(Stored data entries)

[start]

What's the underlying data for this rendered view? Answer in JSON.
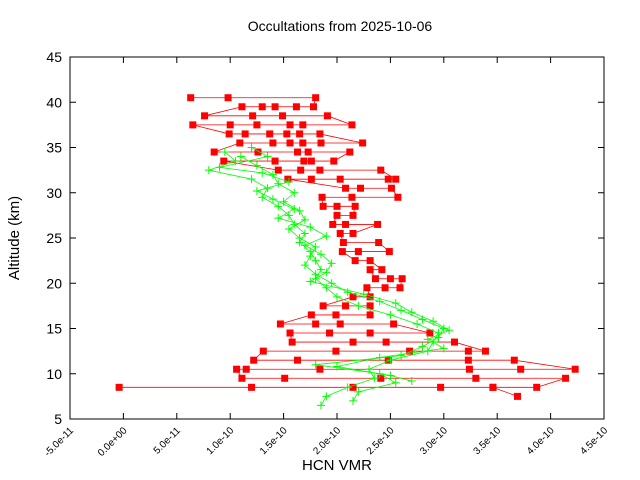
{
  "chart_data": {
    "type": "scatter",
    "title": "Occultations from 2025-10-06",
    "xlabel": "HCN VMR",
    "ylabel": "Altitude (km)",
    "xlim": [
      -5e-11,
      4.5e-10
    ],
    "ylim": [
      5,
      45
    ],
    "x_unit_scale": 1e-10,
    "x_ticks": [
      -0.5,
      0,
      0.5,
      1.0,
      1.5,
      2.0,
      2.5,
      3.0,
      3.5,
      4.0,
      4.5
    ],
    "x_tick_labels": [
      "-5.0e-11",
      "0.0e+00",
      "5.0e-11",
      "1.0e-10",
      "1.5e-10",
      "2.0e-10",
      "2.5e-10",
      "3.0e-10",
      "3.5e-10",
      "4.0e-10",
      "4.5e-10"
    ],
    "y_ticks": [
      5,
      10,
      15,
      20,
      25,
      30,
      35,
      40,
      45
    ],
    "y_tick_labels": [
      "5",
      "10",
      "15",
      "20",
      "25",
      "30",
      "35",
      "40",
      "45"
    ],
    "grid": false,
    "series": [
      {
        "name": "red-occultations",
        "color": "#ff0000",
        "marker": "square",
        "profiles": [
          [
            [
              0.63,
              40.5
            ],
            [
              0.98,
              40.5
            ],
            [
              1.8,
              40.5
            ],
            [
              1.78,
              39.5
            ],
            [
              1.62,
              39.5
            ],
            [
              1.42,
              39.5
            ],
            [
              1.3,
              39.5
            ],
            [
              1.11,
              39.5
            ],
            [
              0.76,
              38.5
            ],
            [
              1.21,
              38.5
            ],
            [
              1.49,
              38.5
            ],
            [
              1.91,
              38.5
            ],
            [
              2.14,
              37.5
            ],
            [
              1.68,
              37.5
            ],
            [
              1.56,
              37.5
            ],
            [
              1.25,
              37.5
            ],
            [
              1.0,
              37.5
            ],
            [
              0.65,
              37.5
            ],
            [
              0.99,
              36.5
            ],
            [
              1.14,
              36.5
            ],
            [
              1.37,
              36.5
            ],
            [
              1.53,
              36.5
            ],
            [
              1.65,
              36.5
            ],
            [
              1.84,
              36.5
            ],
            [
              2.24,
              35.5
            ],
            [
              1.85,
              35.5
            ],
            [
              1.68,
              35.5
            ],
            [
              1.56,
              35.5
            ],
            [
              1.4,
              35.5
            ],
            [
              1.09,
              35.5
            ],
            [
              0.85,
              34.5
            ],
            [
              1.26,
              34.5
            ],
            [
              1.63,
              34.5
            ],
            [
              1.73,
              34.5
            ],
            [
              2.12,
              34.5
            ],
            [
              1.97,
              33.5
            ],
            [
              1.76,
              33.5
            ],
            [
              1.69,
              33.5
            ],
            [
              1.42,
              33.5
            ],
            [
              0.94,
              33.5
            ],
            [
              1.45,
              32.5
            ],
            [
              1.66,
              32.5
            ],
            [
              1.84,
              32.5
            ],
            [
              2.41,
              32.5
            ],
            [
              2.55,
              31.5
            ],
            [
              2.48,
              31.5
            ],
            [
              2.03,
              31.5
            ],
            [
              1.76,
              31.5
            ],
            [
              1.54,
              31.5
            ],
            [
              2.08,
              30.5
            ],
            [
              2.22,
              30.5
            ],
            [
              2.51,
              30.5
            ],
            [
              2.57,
              29.5
            ],
            [
              2.14,
              29.5
            ],
            [
              1.86,
              29.5
            ],
            [
              1.87,
              28.5
            ],
            [
              2.0,
              28.5
            ],
            [
              2.17,
              28.5
            ],
            [
              2.15,
              27.5
            ],
            [
              2.0,
              27.5
            ],
            [
              1.96,
              26.5
            ],
            [
              2.08,
              26.5
            ],
            [
              2.38,
              26.5
            ],
            [
              2.15,
              25.5
            ],
            [
              2.03,
              25.5
            ],
            [
              2.06,
              24.5
            ],
            [
              2.39,
              24.5
            ],
            [
              2.49,
              23.5
            ],
            [
              2.2,
              23.5
            ],
            [
              2.05,
              23.5
            ],
            [
              2.17,
              22.5
            ],
            [
              2.31,
              22.5
            ],
            [
              2.42,
              21.5
            ],
            [
              2.31,
              21.5
            ],
            [
              2.36,
              20.5
            ],
            [
              2.5,
              20.5
            ],
            [
              2.61,
              20.5
            ],
            [
              2.59,
              19.5
            ],
            [
              2.45,
              19.5
            ],
            [
              2.28,
              19.5
            ],
            [
              2.31,
              18.5
            ],
            [
              2.15,
              18.5
            ],
            [
              1.87,
              17.5
            ],
            [
              2.08,
              17.5
            ],
            [
              2.31,
              17.5
            ],
            [
              2.31,
              16.5
            ],
            [
              1.99,
              16.5
            ],
            [
              1.76,
              16.5
            ],
            [
              1.47,
              15.5
            ],
            [
              1.8,
              15.5
            ],
            [
              2.03,
              15.5
            ],
            [
              2.53,
              15.5
            ],
            [
              2.87,
              14.5
            ],
            [
              2.31,
              14.5
            ],
            [
              1.93,
              14.5
            ],
            [
              1.56,
              14.5
            ],
            [
              1.58,
              13.5
            ],
            [
              2.15,
              13.5
            ],
            [
              2.46,
              13.5
            ],
            [
              3.1,
              13.5
            ],
            [
              3.39,
              12.5
            ],
            [
              3.23,
              12.5
            ],
            [
              2.68,
              12.5
            ],
            [
              1.99,
              12.5
            ],
            [
              1.31,
              12.5
            ],
            [
              1.22,
              11.5
            ],
            [
              1.63,
              11.5
            ],
            [
              2.48,
              11.5
            ],
            [
              3.23,
              11.5
            ],
            [
              3.66,
              11.5
            ],
            [
              4.23,
              10.5
            ],
            [
              3.72,
              10.5
            ],
            [
              3.24,
              10.5
            ],
            [
              1.84,
              10.5
            ],
            [
              1.15,
              10.5
            ],
            [
              1.06,
              10.5
            ],
            [
              1.11,
              9.5
            ],
            [
              1.51,
              9.5
            ],
            [
              2.41,
              9.5
            ],
            [
              3.3,
              9.5
            ],
            [
              4.14,
              9.5
            ],
            [
              3.87,
              8.5
            ],
            [
              3.46,
              8.5
            ],
            [
              2.97,
              8.5
            ],
            [
              2.15,
              8.5
            ],
            [
              1.2,
              8.5
            ],
            [
              -0.04,
              8.5
            ]
          ],
          [
            [
              3.69,
              7.5
            ],
            [
              3.46,
              8.5
            ]
          ]
        ]
      },
      {
        "name": "green-occultations",
        "color": "#00ff00",
        "marker": "plus",
        "profiles": [
          [
            [
              0.95,
              34.5
            ],
            [
              1.05,
              33.5
            ],
            [
              0.8,
              32.5
            ],
            [
              1.2,
              31.5
            ],
            [
              1.35,
              30.5
            ],
            [
              1.3,
              29.5
            ],
            [
              1.45,
              28.5
            ],
            [
              1.55,
              27.5
            ],
            [
              1.6,
              26.5
            ],
            [
              1.7,
              25.5
            ],
            [
              1.65,
              24.5
            ],
            [
              1.75,
              23.5
            ],
            [
              1.8,
              22.5
            ],
            [
              1.85,
              21.5
            ],
            [
              1.8,
              20.5
            ],
            [
              1.9,
              19.5
            ],
            [
              2.0,
              18.5
            ],
            [
              2.2,
              17.5
            ],
            [
              2.5,
              16.5
            ],
            [
              2.75,
              15.5
            ],
            [
              2.95,
              14.5
            ],
            [
              2.9,
              13.5
            ],
            [
              2.85,
              12.5
            ],
            [
              2.5,
              11.5
            ],
            [
              2.3,
              10.5
            ],
            [
              2.35,
              9.5
            ],
            [
              2.1,
              8.5
            ],
            [
              1.9,
              7.5
            ],
            [
              1.85,
              6.5
            ]
          ],
          [
            [
              1.1,
              34.0
            ],
            [
              1.25,
              33.0
            ],
            [
              1.4,
              32.0
            ],
            [
              1.45,
              31.0
            ],
            [
              1.6,
              30.0
            ],
            [
              1.5,
              29.0
            ],
            [
              1.65,
              28.0
            ],
            [
              1.7,
              27.0
            ],
            [
              1.55,
              26.0
            ],
            [
              1.65,
              25.0
            ],
            [
              1.8,
              24.0
            ],
            [
              1.75,
              23.0
            ],
            [
              1.7,
              22.0
            ],
            [
              1.8,
              21.0
            ],
            [
              1.95,
              20.0
            ],
            [
              2.1,
              19.0
            ],
            [
              2.4,
              18.0
            ],
            [
              2.6,
              17.0
            ],
            [
              2.8,
              16.0
            ],
            [
              3.0,
              15.0
            ],
            [
              2.95,
              14.0
            ],
            [
              2.8,
              13.0
            ],
            [
              2.6,
              12.0
            ],
            [
              1.8,
              11.0
            ],
            [
              2.4,
              10.0
            ],
            [
              2.55,
              9.0
            ],
            [
              2.2,
              8.0
            ],
            [
              2.15,
              7.0
            ]
          ],
          [
            [
              1.2,
              35.0
            ],
            [
              1.35,
              34.0
            ],
            [
              0.9,
              32.8
            ],
            [
              1.3,
              32.2
            ],
            [
              1.55,
              31.2
            ],
            [
              1.25,
              30.2
            ],
            [
              1.4,
              29.3
            ],
            [
              1.6,
              28.2
            ],
            [
              1.45,
              27.2
            ],
            [
              1.75,
              26.2
            ],
            [
              1.9,
              25.2
            ],
            [
              1.7,
              24.2
            ],
            [
              1.85,
              23.2
            ],
            [
              1.95,
              22.2
            ],
            [
              1.9,
              21.2
            ],
            [
              1.75,
              20.2
            ],
            [
              2.25,
              18.8
            ],
            [
              2.55,
              17.8
            ],
            [
              2.7,
              16.8
            ],
            [
              2.9,
              15.8
            ],
            [
              3.05,
              14.8
            ],
            [
              2.85,
              13.8
            ],
            [
              3.0,
              12.8
            ],
            [
              2.4,
              11.8
            ],
            [
              2.0,
              10.8
            ],
            [
              2.5,
              9.8
            ],
            [
              2.7,
              9.2
            ]
          ]
        ]
      }
    ]
  }
}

[end]

=== REQUIRED WORK ===
Return every line from the records above that holds the word "name".

=== COMPLETE RESPONSE ===
        "name": "red-occultations",
        "name": "green-occultations",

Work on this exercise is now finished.